» Document passage

3rd Party Risk Management , Endpoint Security , Governance & Risk Management

Why FDA's Device Security Draft Guidance Is a Game-Changer

Axel Wirth and Vidya Murthy of MedCrypt on Evolving Medical Device Cybersecurity
Why FDA's Device Security Draft Guidance Is a Game-Changer
Vidya Murthy, COO, MedCrypt, and Axel Wirth, chief security strategist, MedCrypt

Recent draft guidance from the Food and Drug Administration represents a game-changer in how the makers of medical devices should approach the cybersecurity of their products, say Axel Wirth and Vidya Murthy of medical device security firm MedCrypt.

The draft guidance for premarket medical device cybersecurity reflects "evolved thinking" by the FDA regarding what cybersecurity means for medical devices, says Wirth, MedCrypt chief security strategist (see: FDA Document Details Cyber Expectations for Device Makers). The agency is accepting public comment through July 7.

"Cybersecurity really has become an essential part of the entire device development cycle, from concept, production, delivery and maintenance. Security is not a single event," he says in an interview with Information Security Media Group.

Among the most significant developments is a proposal that manufacturers adopt a security product development framework that pushes them to embed cybersecurity throughout a device's entire life cycle, says Murthy, MedCrypt chief operating officer, in the joint interview. The FDA didn't propose the framework in an earlier draft of the guidance released in 2018.

"Devices have a very particular development methodology and so the reference to the [product development framework] means no more bolted-on security, but rather it's security within this existing development methodology," Murthy says.

In the interview (see audio link below photos), Wirth and Murthy also discuss:

  • Other significant developments involving medical device cybersecurity;
  • Critical medical device security controls and best practices;
  • Worrisome cyberthreats and related security concerns involving medical devices.

Wirth has more than 30 years of industry experience, including extensive work with medical devices and health IT, and has held leadership roles at companies including Siemens, Analogic, Mitra, Agfa, and Symantec. Wirth is also an adjunct professor of medical device cybersecurity at the University of Connecticut.

Murthy began her career in consulting. Prior to joining MedCrypt, she held cybersecurity risk management leadership positions at medical device maker Becton Dickinson.

» Entries provided
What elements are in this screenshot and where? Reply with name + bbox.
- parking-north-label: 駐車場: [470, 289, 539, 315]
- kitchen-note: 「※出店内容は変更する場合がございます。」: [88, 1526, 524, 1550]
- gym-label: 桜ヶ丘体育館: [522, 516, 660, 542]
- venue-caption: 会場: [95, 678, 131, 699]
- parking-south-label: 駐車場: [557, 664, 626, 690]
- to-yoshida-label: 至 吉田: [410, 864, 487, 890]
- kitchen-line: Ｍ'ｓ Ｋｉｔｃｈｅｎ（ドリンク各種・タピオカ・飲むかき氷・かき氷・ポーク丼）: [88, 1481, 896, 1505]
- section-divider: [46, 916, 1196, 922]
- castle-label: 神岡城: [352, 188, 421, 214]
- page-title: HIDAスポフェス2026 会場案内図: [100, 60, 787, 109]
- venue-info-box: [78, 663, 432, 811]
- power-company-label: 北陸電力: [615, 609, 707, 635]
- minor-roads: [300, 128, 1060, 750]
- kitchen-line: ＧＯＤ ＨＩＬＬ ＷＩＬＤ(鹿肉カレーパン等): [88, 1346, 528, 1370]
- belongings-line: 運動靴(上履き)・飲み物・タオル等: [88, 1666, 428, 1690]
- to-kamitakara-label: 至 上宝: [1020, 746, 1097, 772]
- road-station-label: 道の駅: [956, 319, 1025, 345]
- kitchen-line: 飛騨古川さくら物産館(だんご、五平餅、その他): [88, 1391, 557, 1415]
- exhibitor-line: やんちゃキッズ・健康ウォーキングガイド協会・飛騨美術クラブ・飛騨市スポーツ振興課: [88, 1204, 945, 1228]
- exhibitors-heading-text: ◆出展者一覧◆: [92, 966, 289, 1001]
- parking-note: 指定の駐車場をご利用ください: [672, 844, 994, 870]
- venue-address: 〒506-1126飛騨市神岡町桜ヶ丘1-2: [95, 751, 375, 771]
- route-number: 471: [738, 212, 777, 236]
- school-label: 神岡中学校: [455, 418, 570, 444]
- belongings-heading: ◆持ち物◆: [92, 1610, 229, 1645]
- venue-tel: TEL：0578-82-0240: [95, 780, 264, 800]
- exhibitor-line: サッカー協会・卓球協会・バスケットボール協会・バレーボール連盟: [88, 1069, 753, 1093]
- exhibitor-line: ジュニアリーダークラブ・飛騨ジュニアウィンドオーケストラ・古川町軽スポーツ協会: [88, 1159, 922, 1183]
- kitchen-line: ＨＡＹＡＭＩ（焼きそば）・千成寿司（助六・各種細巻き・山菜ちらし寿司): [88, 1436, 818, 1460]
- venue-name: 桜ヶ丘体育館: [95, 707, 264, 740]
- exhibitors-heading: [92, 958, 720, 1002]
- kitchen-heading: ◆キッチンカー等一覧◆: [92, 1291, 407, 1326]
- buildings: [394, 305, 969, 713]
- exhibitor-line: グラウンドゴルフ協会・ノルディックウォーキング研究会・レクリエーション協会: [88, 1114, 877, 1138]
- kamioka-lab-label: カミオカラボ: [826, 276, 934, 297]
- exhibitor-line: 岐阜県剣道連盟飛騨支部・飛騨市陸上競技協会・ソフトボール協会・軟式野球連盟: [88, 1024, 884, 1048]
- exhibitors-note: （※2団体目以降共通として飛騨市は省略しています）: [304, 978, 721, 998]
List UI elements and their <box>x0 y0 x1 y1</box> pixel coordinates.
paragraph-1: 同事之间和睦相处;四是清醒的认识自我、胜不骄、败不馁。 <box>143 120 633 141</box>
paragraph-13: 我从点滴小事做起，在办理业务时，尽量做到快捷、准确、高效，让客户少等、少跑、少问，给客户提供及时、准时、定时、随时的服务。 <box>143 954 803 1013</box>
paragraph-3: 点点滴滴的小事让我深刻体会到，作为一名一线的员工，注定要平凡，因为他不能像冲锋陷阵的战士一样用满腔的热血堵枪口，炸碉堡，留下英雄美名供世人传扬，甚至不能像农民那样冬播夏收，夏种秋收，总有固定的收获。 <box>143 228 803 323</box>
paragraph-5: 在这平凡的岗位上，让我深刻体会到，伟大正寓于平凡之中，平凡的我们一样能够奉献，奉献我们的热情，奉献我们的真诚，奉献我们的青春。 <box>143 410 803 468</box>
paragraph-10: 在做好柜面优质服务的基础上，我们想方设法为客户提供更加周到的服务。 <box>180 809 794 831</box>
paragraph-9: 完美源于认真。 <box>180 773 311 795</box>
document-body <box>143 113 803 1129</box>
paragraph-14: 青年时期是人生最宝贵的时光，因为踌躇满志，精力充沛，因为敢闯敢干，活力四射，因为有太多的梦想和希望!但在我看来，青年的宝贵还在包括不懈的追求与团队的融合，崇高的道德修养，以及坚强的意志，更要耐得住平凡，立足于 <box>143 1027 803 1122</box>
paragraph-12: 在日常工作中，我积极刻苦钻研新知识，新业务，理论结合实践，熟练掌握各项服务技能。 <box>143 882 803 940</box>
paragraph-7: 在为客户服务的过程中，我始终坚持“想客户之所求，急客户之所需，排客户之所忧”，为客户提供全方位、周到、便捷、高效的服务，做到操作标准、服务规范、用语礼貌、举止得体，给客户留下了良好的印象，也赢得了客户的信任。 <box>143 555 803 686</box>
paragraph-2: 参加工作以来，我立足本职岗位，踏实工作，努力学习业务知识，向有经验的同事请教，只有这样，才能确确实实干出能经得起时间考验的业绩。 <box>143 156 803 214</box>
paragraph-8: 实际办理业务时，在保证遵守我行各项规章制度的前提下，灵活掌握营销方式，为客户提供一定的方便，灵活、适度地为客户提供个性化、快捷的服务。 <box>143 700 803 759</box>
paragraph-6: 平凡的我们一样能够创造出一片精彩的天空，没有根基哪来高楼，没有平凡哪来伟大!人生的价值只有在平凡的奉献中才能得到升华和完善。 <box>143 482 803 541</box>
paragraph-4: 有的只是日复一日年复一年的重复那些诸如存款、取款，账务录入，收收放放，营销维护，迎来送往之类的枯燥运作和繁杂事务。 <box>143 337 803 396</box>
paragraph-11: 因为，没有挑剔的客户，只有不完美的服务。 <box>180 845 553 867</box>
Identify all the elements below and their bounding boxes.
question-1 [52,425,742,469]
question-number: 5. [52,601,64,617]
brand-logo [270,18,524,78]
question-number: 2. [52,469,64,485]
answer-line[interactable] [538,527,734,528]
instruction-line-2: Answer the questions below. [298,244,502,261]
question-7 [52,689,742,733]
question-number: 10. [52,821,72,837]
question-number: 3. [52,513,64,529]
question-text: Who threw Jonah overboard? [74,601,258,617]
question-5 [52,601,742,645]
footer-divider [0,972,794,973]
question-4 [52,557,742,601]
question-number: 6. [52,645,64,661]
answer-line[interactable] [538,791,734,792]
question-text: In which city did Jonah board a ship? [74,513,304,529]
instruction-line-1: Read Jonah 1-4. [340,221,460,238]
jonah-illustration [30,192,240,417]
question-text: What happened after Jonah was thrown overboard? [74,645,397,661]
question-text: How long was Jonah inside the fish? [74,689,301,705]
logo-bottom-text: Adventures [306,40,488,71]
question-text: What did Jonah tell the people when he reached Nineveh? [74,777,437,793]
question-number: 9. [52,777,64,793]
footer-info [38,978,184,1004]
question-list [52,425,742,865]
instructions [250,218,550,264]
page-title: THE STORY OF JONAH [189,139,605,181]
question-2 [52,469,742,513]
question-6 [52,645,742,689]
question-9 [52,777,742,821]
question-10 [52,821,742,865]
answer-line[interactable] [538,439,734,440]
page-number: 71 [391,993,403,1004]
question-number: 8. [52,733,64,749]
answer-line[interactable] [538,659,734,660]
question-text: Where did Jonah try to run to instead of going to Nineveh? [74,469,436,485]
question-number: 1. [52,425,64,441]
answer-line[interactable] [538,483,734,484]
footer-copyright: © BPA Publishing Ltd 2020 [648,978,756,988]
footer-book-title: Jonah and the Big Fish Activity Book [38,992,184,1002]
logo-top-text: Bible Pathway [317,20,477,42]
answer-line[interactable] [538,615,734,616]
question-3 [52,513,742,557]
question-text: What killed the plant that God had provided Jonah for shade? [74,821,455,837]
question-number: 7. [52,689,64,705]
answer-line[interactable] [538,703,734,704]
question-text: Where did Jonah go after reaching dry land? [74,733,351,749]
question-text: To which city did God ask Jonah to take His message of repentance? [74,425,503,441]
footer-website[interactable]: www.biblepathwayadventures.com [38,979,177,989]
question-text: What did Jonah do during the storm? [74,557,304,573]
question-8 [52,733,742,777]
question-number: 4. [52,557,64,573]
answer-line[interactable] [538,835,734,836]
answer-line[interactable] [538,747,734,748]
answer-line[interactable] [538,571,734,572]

» Your task
From the article above on the FDA's device security draft guidance, write out the passage that begins at the words "3rd Party Risk" and stops after the words "security firm MedCrypt.".

» Task result
3rd Party Risk Management , Endpoint Security , Governance & Risk Management

Why FDA's Device Security Draft Guidance Is a Game-Changer

Axel Wirth and Vidya Murthy of MedCrypt on Evolving Medical Device Cybersecurity
Why FDA's Device Security Draft Guidance Is a Game-Changer
Vidya Murthy, COO, MedCrypt, and Axel Wirth, chief security strategist, MedCrypt

Recent draft guidance from the Food and Drug Administration represents a game-changer in how the makers of medical devices should approach the cybersecurity of their products, say Axel Wirth and Vidya Murthy of medical device security firm MedCrypt.